TASK TO COMPLETE:
State how many lines of the entries hold the string "Account", and output nothing but that count.

#### AVAILABLE DATA

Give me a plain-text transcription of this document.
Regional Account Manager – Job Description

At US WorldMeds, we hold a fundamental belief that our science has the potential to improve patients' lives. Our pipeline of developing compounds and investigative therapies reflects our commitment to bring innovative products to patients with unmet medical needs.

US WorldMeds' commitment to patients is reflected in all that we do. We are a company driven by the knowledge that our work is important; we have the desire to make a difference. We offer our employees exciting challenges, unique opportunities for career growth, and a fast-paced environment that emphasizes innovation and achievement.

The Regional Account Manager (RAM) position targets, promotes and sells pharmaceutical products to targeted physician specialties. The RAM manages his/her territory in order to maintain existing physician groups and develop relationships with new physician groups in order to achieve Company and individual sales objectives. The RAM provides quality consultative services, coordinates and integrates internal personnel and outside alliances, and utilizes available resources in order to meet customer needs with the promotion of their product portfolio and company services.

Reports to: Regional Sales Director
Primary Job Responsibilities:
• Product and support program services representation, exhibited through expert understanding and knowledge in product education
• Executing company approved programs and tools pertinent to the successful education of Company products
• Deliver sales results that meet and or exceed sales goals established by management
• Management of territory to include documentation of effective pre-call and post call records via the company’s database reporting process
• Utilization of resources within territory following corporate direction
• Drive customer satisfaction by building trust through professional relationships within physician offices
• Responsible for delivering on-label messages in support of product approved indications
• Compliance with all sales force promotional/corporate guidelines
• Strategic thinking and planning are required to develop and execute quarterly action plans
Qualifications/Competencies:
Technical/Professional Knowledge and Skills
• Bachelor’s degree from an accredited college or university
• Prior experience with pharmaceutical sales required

########
#### AVAILABLE DATA

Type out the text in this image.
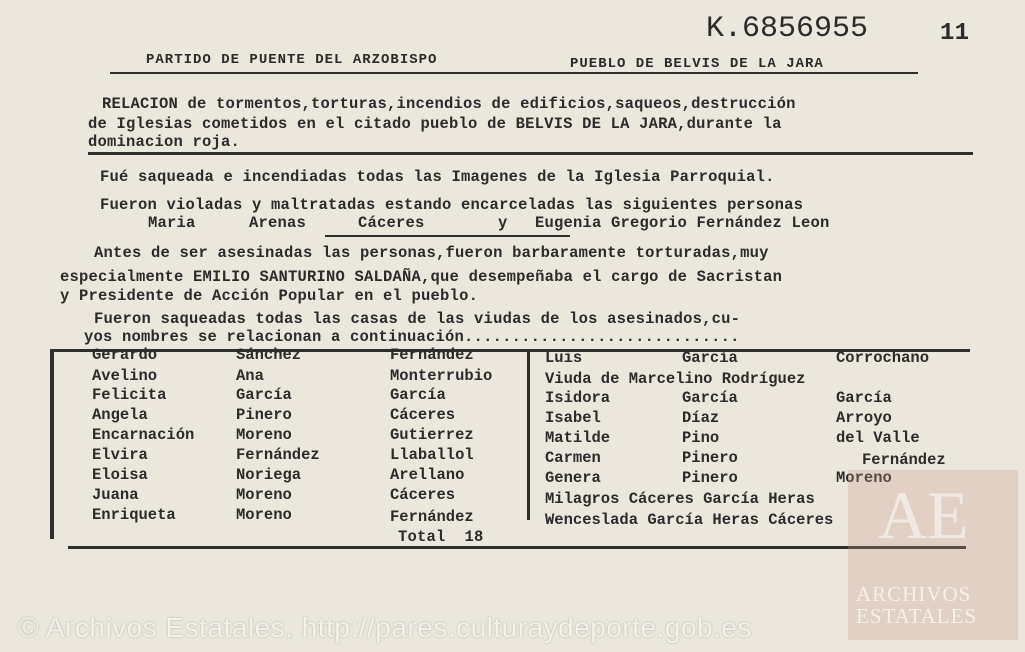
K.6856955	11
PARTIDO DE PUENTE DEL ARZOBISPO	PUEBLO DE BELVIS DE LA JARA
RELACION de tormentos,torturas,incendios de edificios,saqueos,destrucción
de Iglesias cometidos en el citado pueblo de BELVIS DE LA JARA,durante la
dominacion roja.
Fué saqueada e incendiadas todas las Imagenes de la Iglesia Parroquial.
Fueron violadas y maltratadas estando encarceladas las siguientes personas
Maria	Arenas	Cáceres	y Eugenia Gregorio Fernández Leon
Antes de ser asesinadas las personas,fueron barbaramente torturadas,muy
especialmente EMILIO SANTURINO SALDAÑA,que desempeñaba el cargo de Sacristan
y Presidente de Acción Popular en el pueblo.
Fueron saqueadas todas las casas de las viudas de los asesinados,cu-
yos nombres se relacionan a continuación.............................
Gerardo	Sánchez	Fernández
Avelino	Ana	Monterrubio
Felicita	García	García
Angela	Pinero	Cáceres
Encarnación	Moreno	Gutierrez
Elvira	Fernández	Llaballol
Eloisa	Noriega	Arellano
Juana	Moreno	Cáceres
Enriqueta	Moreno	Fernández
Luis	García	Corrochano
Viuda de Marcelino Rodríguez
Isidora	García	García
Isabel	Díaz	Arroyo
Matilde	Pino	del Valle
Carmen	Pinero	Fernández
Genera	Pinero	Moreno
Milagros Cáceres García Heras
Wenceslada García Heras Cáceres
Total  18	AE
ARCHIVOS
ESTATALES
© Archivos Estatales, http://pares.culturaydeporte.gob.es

########

SOLUTION TO THE EXERCISE:
2